**EXERCISE MATERIAL:**
- - - -

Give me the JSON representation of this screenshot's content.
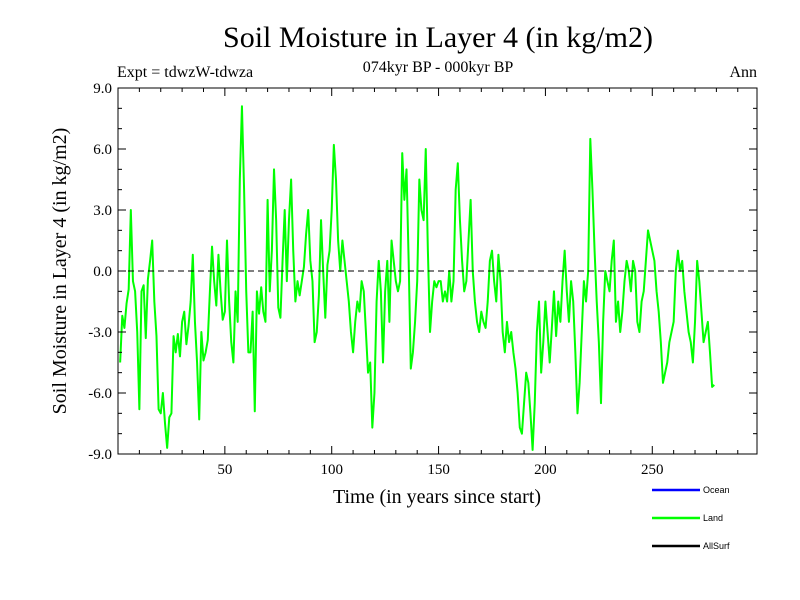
{
  "chart_data": {
    "type": "line",
    "title": "Soil Moisture in Layer 4 (in kg/m2)",
    "subtitle": "074kyr BP - 000kyr BP",
    "experiment_label": "Expt = tdwzW-tdwza",
    "season_label": "Ann",
    "xlabel": "Time (in years since start)",
    "ylabel": "Soil Moisture in Layer 4 (in kg/m2)",
    "xlim": [
      0,
      299
    ],
    "ylim": [
      -9.0,
      9.0
    ],
    "x_ticks": [
      50,
      100,
      150,
      200,
      250
    ],
    "y_ticks": [
      -9.0,
      -6.0,
      -3.0,
      0.0,
      3.0,
      6.0,
      9.0
    ],
    "y_tick_labels": [
      "-9.0",
      "-6.0",
      "-3.0",
      "0.0",
      "3.0",
      "6.0",
      "9.0"
    ],
    "zero_line": "dashed",
    "legend_position": "bottom-right",
    "series": [
      {
        "name": "Ocean",
        "color": "#0000ff",
        "values": []
      },
      {
        "name": "Land",
        "color": "#00ff00",
        "x_start": 1,
        "x_step": 1,
        "values": [
          -4.5,
          -2.2,
          -2.8,
          -1.6,
          -0.9,
          3.0,
          -0.5,
          -1.0,
          -3.0,
          -6.8,
          -1.0,
          -0.7,
          -3.3,
          -0.4,
          0.5,
          1.5,
          -1.5,
          -3.2,
          -6.8,
          -7.0,
          -6.0,
          -7.5,
          -8.7,
          -7.2,
          -7.0,
          -3.2,
          -4.0,
          -3.1,
          -4.2,
          -2.5,
          -2.0,
          -3.6,
          -2.7,
          -1.5,
          0.8,
          -2.5,
          -4.5,
          -7.3,
          -3.0,
          -4.4,
          -4.0,
          -3.4,
          -1.0,
          1.2,
          -0.5,
          -1.7,
          0.8,
          -1.0,
          -2.4,
          -2.0,
          1.5,
          -1.5,
          -3.5,
          -4.5,
          -1.0,
          -2.5,
          4.5,
          8.1,
          4.0,
          -1.0,
          -4.0,
          -4.0,
          -2.0,
          -6.9,
          -1.0,
          -2.1,
          -0.8,
          -2.0,
          -2.5,
          3.5,
          -1.0,
          1.0,
          5.0,
          2.5,
          -1.8,
          -2.3,
          0.5,
          3.0,
          -0.5,
          2.5,
          4.5,
          1.0,
          -1.5,
          -0.5,
          -1.2,
          -0.5,
          0.2,
          1.8,
          3.0,
          0.5,
          -0.5,
          -3.5,
          -3.0,
          -1.2,
          2.5,
          0.0,
          -2.3,
          0.3,
          1.0,
          3.0,
          6.2,
          4.5,
          1.5,
          0.0,
          1.5,
          0.5,
          -0.5,
          -1.5,
          -3.0,
          -4.0,
          -2.5,
          -1.5,
          -2.0,
          -0.5,
          -1.0,
          -3.0,
          -5.0,
          -4.5,
          -7.7,
          -6.0,
          -1.5,
          0.5,
          -1.0,
          -4.5,
          -1.0,
          0.5,
          -2.5,
          1.5,
          0.5,
          -0.5,
          -1.0,
          -0.5,
          5.8,
          3.5,
          5.0,
          0.5,
          -4.8,
          -4.0,
          -2.5,
          -0.5,
          4.5,
          3.0,
          2.5,
          6.0,
          1.0,
          -3.0,
          -1.5,
          -0.5,
          -0.8,
          -0.5,
          -0.5,
          -1.5,
          -1.0,
          -1.5,
          0.0,
          -1.5,
          -0.5,
          4.0,
          5.3,
          2.5,
          0.5,
          -1.0,
          -0.5,
          1.5,
          3.5,
          0.0,
          -1.5,
          -2.5,
          -3.0,
          -2.0,
          -2.5,
          -2.8,
          -1.5,
          0.5,
          1.0,
          -0.5,
          -1.5,
          0.8,
          -0.5,
          -3.0,
          -4.0,
          -2.5,
          -3.5,
          -3.0,
          -4.0,
          -4.8,
          -6.0,
          -7.7,
          -8.0,
          -6.5,
          -5.0,
          -5.5,
          -7.0,
          -8.8,
          -6.5,
          -3.0,
          -1.5,
          -5.0,
          -3.5,
          -1.5,
          -3.0,
          -4.5,
          -2.8,
          -1.0,
          -3.2,
          -1.5,
          -2.5,
          -0.5,
          1.0,
          -1.0,
          -2.5,
          -0.5,
          -1.5,
          -4.0,
          -7.0,
          -5.5,
          -3.0,
          -0.5,
          -1.5,
          0.0,
          6.5,
          4.0,
          1.0,
          -1.5,
          -3.5,
          -6.5,
          -2.5,
          0.0,
          -0.5,
          -1.0,
          0.5,
          1.5,
          -2.5,
          -1.5,
          -3.0,
          -2.0,
          -0.5,
          0.5,
          0.0,
          -1.0,
          0.5,
          0.0,
          -2.5,
          -3.0,
          -1.5,
          -1.0,
          0.5,
          2.0,
          1.5,
          1.0,
          0.5,
          -1.0,
          -2.0,
          -3.5,
          -5.5,
          -5.0,
          -4.5,
          -3.5,
          -3.0,
          -2.5,
          0.0,
          1.0,
          0.0,
          0.5,
          -1.0,
          -2.0,
          -3.0,
          -3.5,
          -4.5,
          -2.5,
          0.5,
          -0.5,
          -2.0,
          -3.5,
          -3.0,
          -2.5,
          -4.0,
          -5.7,
          -5.6
        ]
      },
      {
        "name": "AllSurf",
        "color": "#000000",
        "values": []
      }
    ]
  }
}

- - - -

**EXERCISE OBJECTIVE:**
The records above are to be reproduced exactly; the pictures are to be left out.

**OUTPUT:**
Give me the JSON representation of this screenshot's content.
{
  "chart_data": {
    "type": "line",
    "title": "Soil Moisture in Layer 4 (in kg/m2)",
    "subtitle": "074kyr BP - 000kyr BP",
    "experiment_label": "Expt = tdwzW-tdwza",
    "season_label": "Ann",
    "xlabel": "Time (in years since start)",
    "ylabel": "Soil Moisture in Layer 4 (in kg/m2)",
    "xlim": [
      0,
      299
    ],
    "ylim": [
      -9.0,
      9.0
    ],
    "x_ticks": [
      50,
      100,
      150,
      200,
      250
    ],
    "y_ticks": [
      -9.0,
      -6.0,
      -3.0,
      0.0,
      3.0,
      6.0,
      9.0
    ],
    "y_tick_labels": [
      "-9.0",
      "-6.0",
      "-3.0",
      "0.0",
      "3.0",
      "6.0",
      "9.0"
    ],
    "zero_line": "dashed",
    "legend_position": "bottom-right",
    "series": [
      {
        "name": "Ocean",
        "color": "#0000ff",
        "values": []
      },
      {
        "name": "Land",
        "color": "#00ff00",
        "x_start": 1,
        "x_step": 1,
        "values": [
          -4.5,
          -2.2,
          -2.8,
          -1.6,
          -0.9,
          3.0,
          -0.5,
          -1.0,
          -3.0,
          -6.8,
          -1.0,
          -0.7,
          -3.3,
          -0.4,
          0.5,
          1.5,
          -1.5,
          -3.2,
          -6.8,
          -7.0,
          -6.0,
          -7.5,
          -8.7,
          -7.2,
          -7.0,
          -3.2,
          -4.0,
          -3.1,
          -4.2,
          -2.5,
          -2.0,
          -3.6,
          -2.7,
          -1.5,
          0.8,
          -2.5,
          -4.5,
          -7.3,
          -3.0,
          -4.4,
          -4.0,
          -3.4,
          -1.0,
          1.2,
          -0.5,
          -1.7,
          0.8,
          -1.0,
          -2.4,
          -2.0,
          1.5,
          -1.5,
          -3.5,
          -4.5,
          -1.0,
          -2.5,
          4.5,
          8.1,
          4.0,
          -1.0,
          -4.0,
          -4.0,
          -2.0,
          -6.9,
          -1.0,
          -2.1,
          -0.8,
          -2.0,
          -2.5,
          3.5,
          -1.0,
          1.0,
          5.0,
          2.5,
          -1.8,
          -2.3,
          0.5,
          3.0,
          -0.5,
          2.5,
          4.5,
          1.0,
          -1.5,
          -0.5,
          -1.2,
          -0.5,
          0.2,
          1.8,
          3.0,
          0.5,
          -0.5,
          -3.5,
          -3.0,
          -1.2,
          2.5,
          0.0,
          -2.3,
          0.3,
          1.0,
          3.0,
          6.2,
          4.5,
          1.5,
          0.0,
          1.5,
          0.5,
          -0.5,
          -1.5,
          -3.0,
          -4.0,
          -2.5,
          -1.5,
          -2.0,
          -0.5,
          -1.0,
          -3.0,
          -5.0,
          -4.5,
          -7.7,
          -6.0,
          -1.5,
          0.5,
          -1.0,
          -4.5,
          -1.0,
          0.5,
          -2.5,
          1.5,
          0.5,
          -0.5,
          -1.0,
          -0.5,
          5.8,
          3.5,
          5.0,
          0.5,
          -4.8,
          -4.0,
          -2.5,
          -0.5,
          4.5,
          3.0,
          2.5,
          6.0,
          1.0,
          -3.0,
          -1.5,
          -0.5,
          -0.8,
          -0.5,
          -0.5,
          -1.5,
          -1.0,
          -1.5,
          0.0,
          -1.5,
          -0.5,
          4.0,
          5.3,
          2.5,
          0.5,
          -1.0,
          -0.5,
          1.5,
          3.5,
          0.0,
          -1.5,
          -2.5,
          -3.0,
          -2.0,
          -2.5,
          -2.8,
          -1.5,
          0.5,
          1.0,
          -0.5,
          -1.5,
          0.8,
          -0.5,
          -3.0,
          -4.0,
          -2.5,
          -3.5,
          -3.0,
          -4.0,
          -4.8,
          -6.0,
          -7.7,
          -8.0,
          -6.5,
          -5.0,
          -5.5,
          -7.0,
          -8.8,
          -6.5,
          -3.0,
          -1.5,
          -5.0,
          -3.5,
          -1.5,
          -3.0,
          -4.5,
          -2.8,
          -1.0,
          -3.2,
          -1.5,
          -2.5,
          -0.5,
          1.0,
          -1.0,
          -2.5,
          -0.5,
          -1.5,
          -4.0,
          -7.0,
          -5.5,
          -3.0,
          -0.5,
          -1.5,
          0.0,
          6.5,
          4.0,
          1.0,
          -1.5,
          -3.5,
          -6.5,
          -2.5,
          0.0,
          -0.5,
          -1.0,
          0.5,
          1.5,
          -2.5,
          -1.5,
          -3.0,
          -2.0,
          -0.5,
          0.5,
          0.0,
          -1.0,
          0.5,
          0.0,
          -2.5,
          -3.0,
          -1.5,
          -1.0,
          0.5,
          2.0,
          1.5,
          1.0,
          0.5,
          -1.0,
          -2.0,
          -3.5,
          -5.5,
          -5.0,
          -4.5,
          -3.5,
          -3.0,
          -2.5,
          0.0,
          1.0,
          0.0,
          0.5,
          -1.0,
          -2.0,
          -3.0,
          -3.5,
          -4.5,
          -2.5,
          0.5,
          -0.5,
          -2.0,
          -3.5,
          -3.0,
          -2.5,
          -4.0,
          -5.7,
          -5.6
        ]
      },
      {
        "name": "AllSurf",
        "color": "#000000",
        "values": []
      }
    ]
  }
}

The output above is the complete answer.